Exercise goal: Tally the lines containing "plain" and report the number alone.
[start]
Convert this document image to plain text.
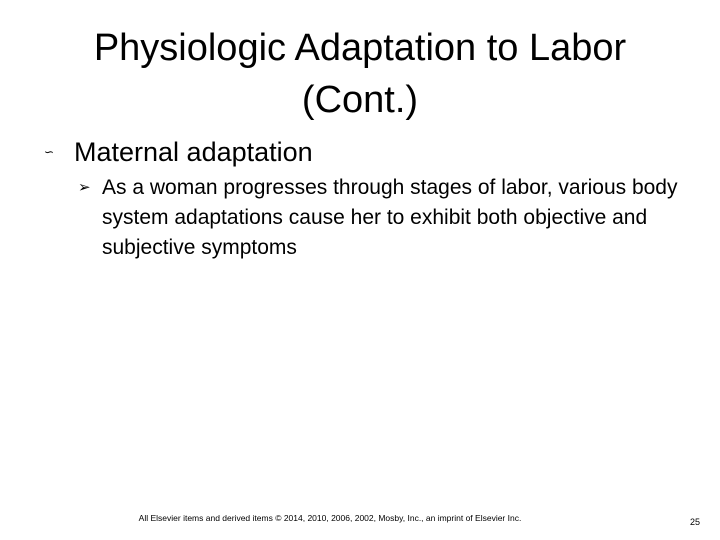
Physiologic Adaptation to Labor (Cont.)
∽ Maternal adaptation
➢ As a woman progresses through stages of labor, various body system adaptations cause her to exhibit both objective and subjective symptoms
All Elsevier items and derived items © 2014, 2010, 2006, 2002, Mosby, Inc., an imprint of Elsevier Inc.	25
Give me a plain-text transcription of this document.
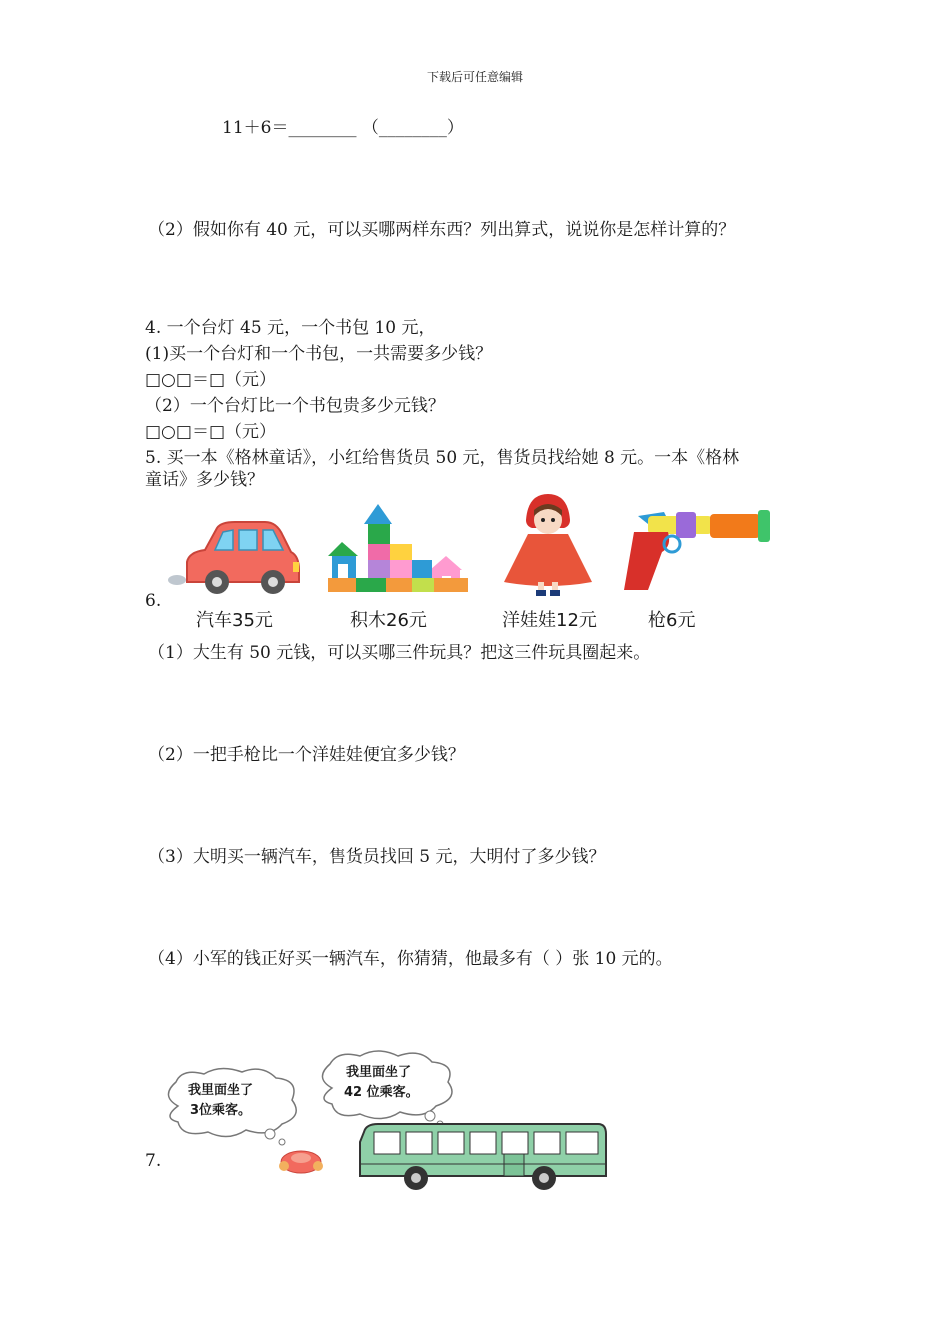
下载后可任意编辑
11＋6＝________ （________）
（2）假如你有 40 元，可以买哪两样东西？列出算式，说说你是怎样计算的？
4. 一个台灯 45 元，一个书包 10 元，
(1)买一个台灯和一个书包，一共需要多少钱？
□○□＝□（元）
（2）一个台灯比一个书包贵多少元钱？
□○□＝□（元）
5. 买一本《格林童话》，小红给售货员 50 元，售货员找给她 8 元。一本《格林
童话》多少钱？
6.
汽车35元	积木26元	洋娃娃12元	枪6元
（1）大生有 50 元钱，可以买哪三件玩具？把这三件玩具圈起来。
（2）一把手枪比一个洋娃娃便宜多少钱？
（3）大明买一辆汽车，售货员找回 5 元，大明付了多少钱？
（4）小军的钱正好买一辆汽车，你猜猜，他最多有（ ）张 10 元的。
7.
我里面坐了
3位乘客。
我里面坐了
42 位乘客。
[end]
[start]
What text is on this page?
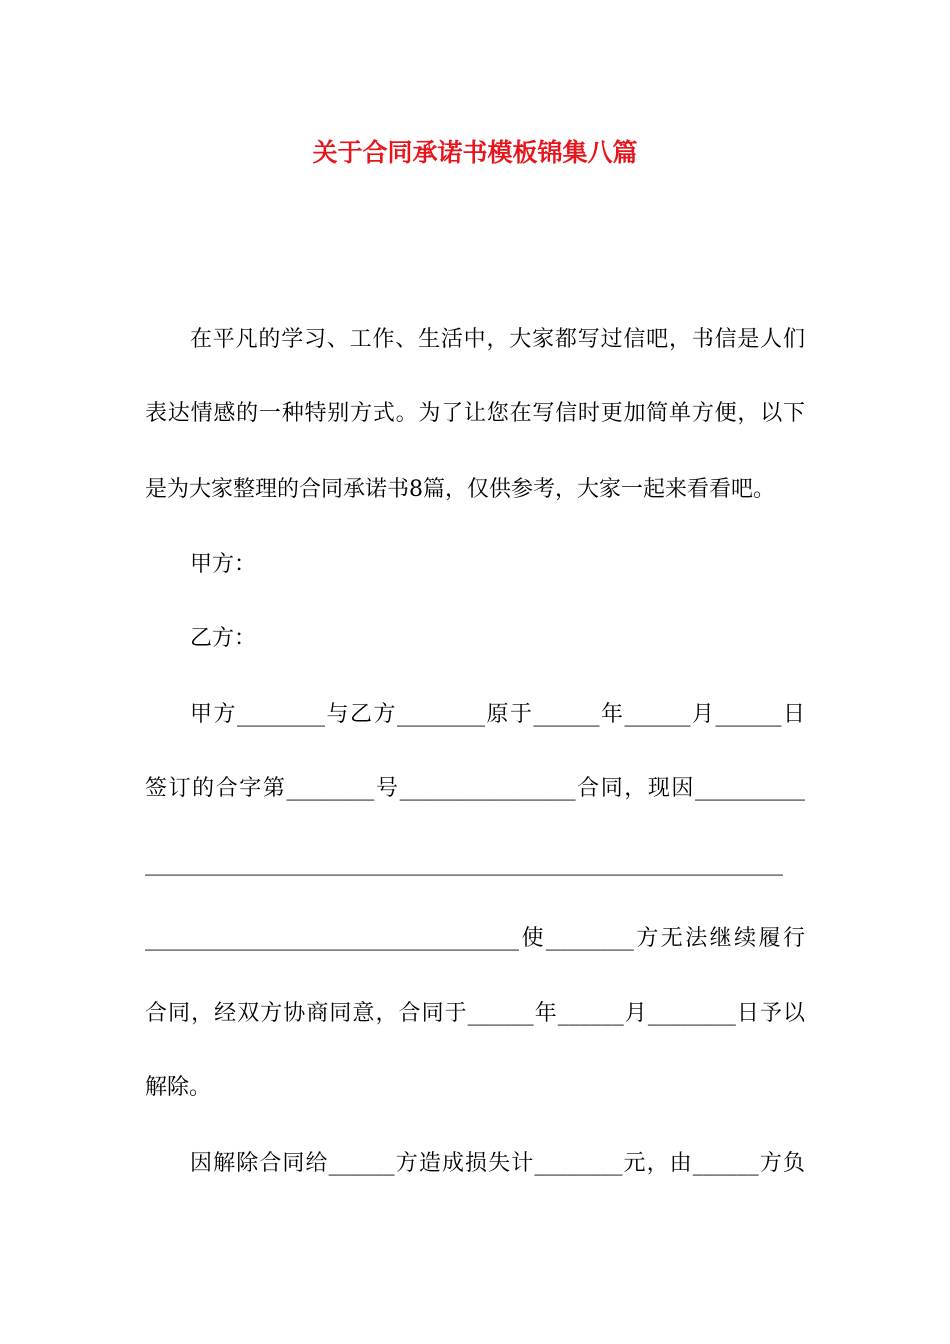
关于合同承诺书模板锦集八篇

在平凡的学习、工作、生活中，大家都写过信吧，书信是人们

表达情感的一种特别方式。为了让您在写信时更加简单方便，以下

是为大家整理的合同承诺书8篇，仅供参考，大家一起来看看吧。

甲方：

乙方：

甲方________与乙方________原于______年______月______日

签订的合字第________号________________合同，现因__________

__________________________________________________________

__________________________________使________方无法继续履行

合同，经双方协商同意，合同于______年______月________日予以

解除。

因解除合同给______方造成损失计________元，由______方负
[end]
Solution: 2